# Text segment
..........
High induced demand (traffic continues to increase, say to 72000-81000 cars/day). The appearance or expectation of a smoother ride might drive more people to live farther from work i.e. Ely, Fairfax, North Liberty, Shueyville, Solon, Swisher, or rural Linn or Johnson counties. This will help to fill up that third lane, so that in a few years traffic will be just as "bad" as it is now. On the other hand, it will also boost population and the tax rolls in those little towns and rural areas. They may well have a stake in facilitating commuters, and would expect to reap substantial benefits while bearing little of the costs. Here in D.C. there've been proposals floated to build a bullet train to Baltimore. There are a lot of unanswered questions about this, but the areas in between are wondering why they should provide land for a train that will favor these two major cities while bypassing them. What we should have done instead: Regional revenue sharing, (see also Liu and Arnosti 2018) and at least investigate passenger rail.

Whatever decision is made, and however it comes out, we should take collective actions for the right reasons. The Hamilton Project's recent study of infrastructure policy lists a number of standards for evaluating projects (2017: 2): economic return on investment (see also Marohn 2013 and 2016), economic vs. political considerations, rate of depreciation, cost of borrowing, where the money is coming from, and need for economic stimulus. By any of these standards, does widening I-380 pass the smell test?

OTHER READING:

Tod Litman, "Urban Sprawl Costs the American Economy More Than $1 Trillion Annually," LSE US Centre, 1 June 2015

Diane Whitmore Schanzenbach, Ryan Nunn and Greg Nantz, "If You Build It: A Guide to the Economics of Infrastructure Investment," The Hamilton Project, February 2017

[P.S.: See also Dirk Vander Hart, "A New Report Shows Highway Widening Won't Solve Portland's Congestion Woes," Portland Mercury, 7 March 2018]

Tuesday, February 13, 2018

The futility of widening (II)


Discussion is going forward on widening Interstate 380 between North Liberty and Cedar Rapids, so that there are three lanes in each direction the whole way. Things are getting realer: The Iowa Department of Transportation will hold a public information meeting next Tuesday, February 20, at the District 6 office, 5455 Kirkwood Boulevard SW, Cedar Rapids, from 5:00 to 6:30 p.m.
..........
# Recorded data
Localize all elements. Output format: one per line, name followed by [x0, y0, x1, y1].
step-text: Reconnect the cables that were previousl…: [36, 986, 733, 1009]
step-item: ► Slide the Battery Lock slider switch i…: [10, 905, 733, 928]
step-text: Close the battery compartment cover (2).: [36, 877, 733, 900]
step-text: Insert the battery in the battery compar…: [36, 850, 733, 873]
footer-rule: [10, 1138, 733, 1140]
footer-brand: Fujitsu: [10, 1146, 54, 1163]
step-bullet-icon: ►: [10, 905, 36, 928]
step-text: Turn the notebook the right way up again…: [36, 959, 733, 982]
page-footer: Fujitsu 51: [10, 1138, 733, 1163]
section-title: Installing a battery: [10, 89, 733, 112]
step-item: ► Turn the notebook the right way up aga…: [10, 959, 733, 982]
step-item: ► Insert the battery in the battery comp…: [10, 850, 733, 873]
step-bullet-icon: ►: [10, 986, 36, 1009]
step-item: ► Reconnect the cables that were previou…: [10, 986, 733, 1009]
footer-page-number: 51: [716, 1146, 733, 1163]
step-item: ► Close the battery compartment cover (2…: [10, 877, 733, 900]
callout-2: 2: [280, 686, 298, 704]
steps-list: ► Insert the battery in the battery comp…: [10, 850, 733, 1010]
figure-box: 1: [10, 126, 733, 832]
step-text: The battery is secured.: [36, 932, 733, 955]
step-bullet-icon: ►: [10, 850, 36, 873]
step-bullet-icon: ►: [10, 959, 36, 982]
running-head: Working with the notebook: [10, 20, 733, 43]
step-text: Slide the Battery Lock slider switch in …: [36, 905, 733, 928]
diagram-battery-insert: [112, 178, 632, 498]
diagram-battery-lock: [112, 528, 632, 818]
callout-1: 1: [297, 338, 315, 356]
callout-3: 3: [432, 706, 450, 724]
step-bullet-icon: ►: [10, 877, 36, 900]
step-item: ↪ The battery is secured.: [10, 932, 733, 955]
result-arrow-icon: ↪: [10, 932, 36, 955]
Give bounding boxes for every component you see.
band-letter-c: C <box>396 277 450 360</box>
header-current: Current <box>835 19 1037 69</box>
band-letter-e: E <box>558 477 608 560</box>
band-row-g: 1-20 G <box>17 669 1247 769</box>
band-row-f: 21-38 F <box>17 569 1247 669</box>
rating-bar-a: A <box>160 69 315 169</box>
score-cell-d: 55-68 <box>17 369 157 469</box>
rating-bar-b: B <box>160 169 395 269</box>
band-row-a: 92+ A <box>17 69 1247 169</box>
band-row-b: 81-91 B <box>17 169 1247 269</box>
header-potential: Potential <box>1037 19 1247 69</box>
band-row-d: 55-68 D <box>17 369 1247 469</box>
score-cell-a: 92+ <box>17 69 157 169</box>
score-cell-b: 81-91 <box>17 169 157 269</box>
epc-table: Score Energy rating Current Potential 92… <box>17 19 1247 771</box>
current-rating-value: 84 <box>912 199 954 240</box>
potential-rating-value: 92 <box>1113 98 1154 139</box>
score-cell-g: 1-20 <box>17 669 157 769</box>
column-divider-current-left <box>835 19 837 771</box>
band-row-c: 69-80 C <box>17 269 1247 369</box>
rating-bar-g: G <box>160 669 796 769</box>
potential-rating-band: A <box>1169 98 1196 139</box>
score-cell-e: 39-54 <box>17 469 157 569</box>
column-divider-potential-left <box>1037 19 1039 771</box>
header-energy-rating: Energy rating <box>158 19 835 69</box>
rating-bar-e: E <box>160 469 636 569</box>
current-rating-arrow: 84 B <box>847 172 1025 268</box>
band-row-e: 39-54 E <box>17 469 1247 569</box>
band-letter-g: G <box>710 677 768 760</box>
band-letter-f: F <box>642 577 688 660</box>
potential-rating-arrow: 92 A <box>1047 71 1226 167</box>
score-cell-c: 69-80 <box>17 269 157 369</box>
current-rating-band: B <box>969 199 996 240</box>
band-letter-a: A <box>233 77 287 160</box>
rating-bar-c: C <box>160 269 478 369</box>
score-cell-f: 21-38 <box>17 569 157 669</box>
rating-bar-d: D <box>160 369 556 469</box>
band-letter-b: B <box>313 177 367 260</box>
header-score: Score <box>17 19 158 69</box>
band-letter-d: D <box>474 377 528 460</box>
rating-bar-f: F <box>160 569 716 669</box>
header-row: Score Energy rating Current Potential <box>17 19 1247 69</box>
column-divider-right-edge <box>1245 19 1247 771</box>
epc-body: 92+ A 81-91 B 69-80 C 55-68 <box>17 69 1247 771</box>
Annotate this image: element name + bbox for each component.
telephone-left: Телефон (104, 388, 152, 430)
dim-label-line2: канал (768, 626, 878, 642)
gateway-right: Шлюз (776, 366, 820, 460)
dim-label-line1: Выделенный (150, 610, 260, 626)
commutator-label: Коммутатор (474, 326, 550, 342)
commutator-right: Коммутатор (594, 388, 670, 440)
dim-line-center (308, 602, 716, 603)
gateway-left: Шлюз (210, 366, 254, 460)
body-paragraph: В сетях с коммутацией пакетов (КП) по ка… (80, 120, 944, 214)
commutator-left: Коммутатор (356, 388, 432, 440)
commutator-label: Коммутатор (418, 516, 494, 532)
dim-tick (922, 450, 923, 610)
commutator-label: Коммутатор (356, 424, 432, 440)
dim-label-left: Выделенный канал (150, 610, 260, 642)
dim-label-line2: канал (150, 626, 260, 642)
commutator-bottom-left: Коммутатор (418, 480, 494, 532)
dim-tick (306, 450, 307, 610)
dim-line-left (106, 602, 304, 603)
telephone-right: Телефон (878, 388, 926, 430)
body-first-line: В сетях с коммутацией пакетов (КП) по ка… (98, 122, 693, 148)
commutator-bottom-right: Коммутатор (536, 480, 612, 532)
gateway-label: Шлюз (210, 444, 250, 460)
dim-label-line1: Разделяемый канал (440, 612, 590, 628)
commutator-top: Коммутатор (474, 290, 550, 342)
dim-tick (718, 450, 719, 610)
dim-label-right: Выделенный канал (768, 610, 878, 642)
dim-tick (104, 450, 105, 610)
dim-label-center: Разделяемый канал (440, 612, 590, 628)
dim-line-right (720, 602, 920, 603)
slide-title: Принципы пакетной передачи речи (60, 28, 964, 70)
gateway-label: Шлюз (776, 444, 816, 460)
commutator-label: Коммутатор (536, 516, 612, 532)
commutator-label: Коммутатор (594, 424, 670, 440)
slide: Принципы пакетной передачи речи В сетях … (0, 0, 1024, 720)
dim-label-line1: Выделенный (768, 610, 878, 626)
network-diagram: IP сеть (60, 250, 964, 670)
..........
# Task instructions
• a. Please quote the passage on widening I-380 from "Tuesday, February 13, 2018" up to and including "to 6:30 p.m.".
• b. In the passage on widening I-380, where and when will the Iowa Department of Transportation hold its public information meeting?

# Answers per task
• a.
Tuesday, February 13, 2018

The futility of widening (II)


Discussion is going forward on widening Interstate 380 between North Liberty and Cedar Rapids, so that there are three lanes in each direction the whole way. Things are getting realer: The Iowa Department of Transportation will hold a public information meeting next Tuesday, February 20, at the District 6 office, 5455 Kirkwood Boulevard SW, Cedar Rapids, from 5:00 to 6:30 p.m.

• b. At the District 6 office, 5455 Kirkwood Boulevard SW, Cedar Rapids, on Tuesday, February 20, from 5:00 to 6:30 p.m.